**DIRECTIONS:**
Without the images, output each record below as it stands.

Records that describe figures
-----

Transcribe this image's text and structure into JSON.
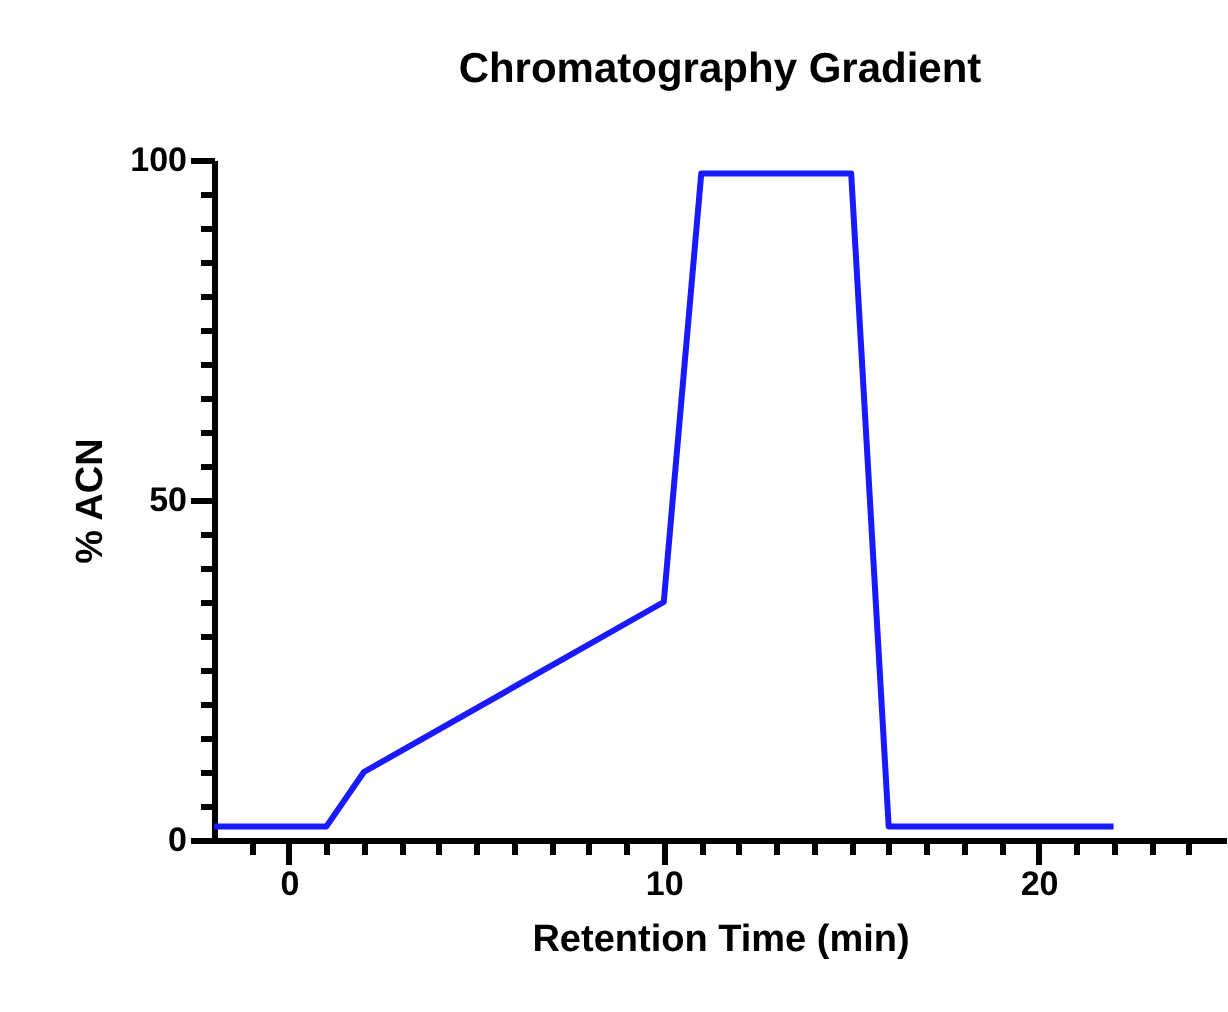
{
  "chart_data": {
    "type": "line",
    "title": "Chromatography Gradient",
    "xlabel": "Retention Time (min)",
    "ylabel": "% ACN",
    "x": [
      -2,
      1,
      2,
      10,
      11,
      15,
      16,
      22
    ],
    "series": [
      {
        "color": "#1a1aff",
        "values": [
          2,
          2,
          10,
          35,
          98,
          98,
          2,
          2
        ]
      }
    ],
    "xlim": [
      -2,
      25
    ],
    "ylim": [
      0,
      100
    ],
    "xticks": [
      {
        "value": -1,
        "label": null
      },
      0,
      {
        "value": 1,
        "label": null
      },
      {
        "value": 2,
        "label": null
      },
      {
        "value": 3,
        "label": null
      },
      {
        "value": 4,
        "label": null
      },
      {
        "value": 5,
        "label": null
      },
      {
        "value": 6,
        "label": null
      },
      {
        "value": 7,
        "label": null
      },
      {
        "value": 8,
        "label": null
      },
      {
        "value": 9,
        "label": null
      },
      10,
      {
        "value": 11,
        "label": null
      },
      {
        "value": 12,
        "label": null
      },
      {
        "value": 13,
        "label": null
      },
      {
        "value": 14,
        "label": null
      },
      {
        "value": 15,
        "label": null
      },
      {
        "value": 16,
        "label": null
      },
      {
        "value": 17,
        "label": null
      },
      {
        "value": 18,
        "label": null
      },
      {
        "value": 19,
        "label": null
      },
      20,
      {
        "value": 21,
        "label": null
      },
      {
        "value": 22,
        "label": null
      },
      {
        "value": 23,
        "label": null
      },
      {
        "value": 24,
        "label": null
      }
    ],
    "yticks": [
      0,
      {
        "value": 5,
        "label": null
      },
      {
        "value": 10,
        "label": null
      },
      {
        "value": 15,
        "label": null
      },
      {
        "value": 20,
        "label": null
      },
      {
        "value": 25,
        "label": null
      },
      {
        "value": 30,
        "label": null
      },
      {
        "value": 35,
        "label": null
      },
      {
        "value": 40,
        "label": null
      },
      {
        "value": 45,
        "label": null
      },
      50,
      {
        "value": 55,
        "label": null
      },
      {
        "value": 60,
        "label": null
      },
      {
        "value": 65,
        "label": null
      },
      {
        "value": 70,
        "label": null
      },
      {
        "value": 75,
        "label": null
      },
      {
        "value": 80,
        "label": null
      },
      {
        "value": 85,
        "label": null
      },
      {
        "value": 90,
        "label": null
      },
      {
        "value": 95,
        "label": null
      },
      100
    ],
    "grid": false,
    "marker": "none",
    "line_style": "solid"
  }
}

-----

**ANSWER TO THE TASK:**
Transcribe this image's text and structure into JSON.
{
  "chart_data": {
    "type": "line",
    "title": "Chromatography Gradient",
    "xlabel": "Retention Time (min)",
    "ylabel": "% ACN",
    "x": [
      -2,
      1,
      2,
      10,
      11,
      15,
      16,
      22
    ],
    "series": [
      {
        "color": "#1a1aff",
        "values": [
          2,
          2,
          10,
          35,
          98,
          98,
          2,
          2
        ]
      }
    ],
    "xlim": [
      -2,
      25
    ],
    "ylim": [
      0,
      100
    ],
    "xticks": [
      {
        "value": -1,
        "label": null
      },
      0,
      {
        "value": 1,
        "label": null
      },
      {
        "value": 2,
        "label": null
      },
      {
        "value": 3,
        "label": null
      },
      {
        "value": 4,
        "label": null
      },
      {
        "value": 5,
        "label": null
      },
      {
        "value": 6,
        "label": null
      },
      {
        "value": 7,
        "label": null
      },
      {
        "value": 8,
        "label": null
      },
      {
        "value": 9,
        "label": null
      },
      10,
      {
        "value": 11,
        "label": null
      },
      {
        "value": 12,
        "label": null
      },
      {
        "value": 13,
        "label": null
      },
      {
        "value": 14,
        "label": null
      },
      {
        "value": 15,
        "label": null
      },
      {
        "value": 16,
        "label": null
      },
      {
        "value": 17,
        "label": null
      },
      {
        "value": 18,
        "label": null
      },
      {
        "value": 19,
        "label": null
      },
      20,
      {
        "value": 21,
        "label": null
      },
      {
        "value": 22,
        "label": null
      },
      {
        "value": 23,
        "label": null
      },
      {
        "value": 24,
        "label": null
      }
    ],
    "yticks": [
      0,
      {
        "value": 5,
        "label": null
      },
      {
        "value": 10,
        "label": null
      },
      {
        "value": 15,
        "label": null
      },
      {
        "value": 20,
        "label": null
      },
      {
        "value": 25,
        "label": null
      },
      {
        "value": 30,
        "label": null
      },
      {
        "value": 35,
        "label": null
      },
      {
        "value": 40,
        "label": null
      },
      {
        "value": 45,
        "label": null
      },
      50,
      {
        "value": 55,
        "label": null
      },
      {
        "value": 60,
        "label": null
      },
      {
        "value": 65,
        "label": null
      },
      {
        "value": 70,
        "label": null
      },
      {
        "value": 75,
        "label": null
      },
      {
        "value": 80,
        "label": null
      },
      {
        "value": 85,
        "label": null
      },
      {
        "value": 90,
        "label": null
      },
      {
        "value": 95,
        "label": null
      },
      100
    ],
    "grid": false,
    "marker": "none",
    "line_style": "solid"
  }
}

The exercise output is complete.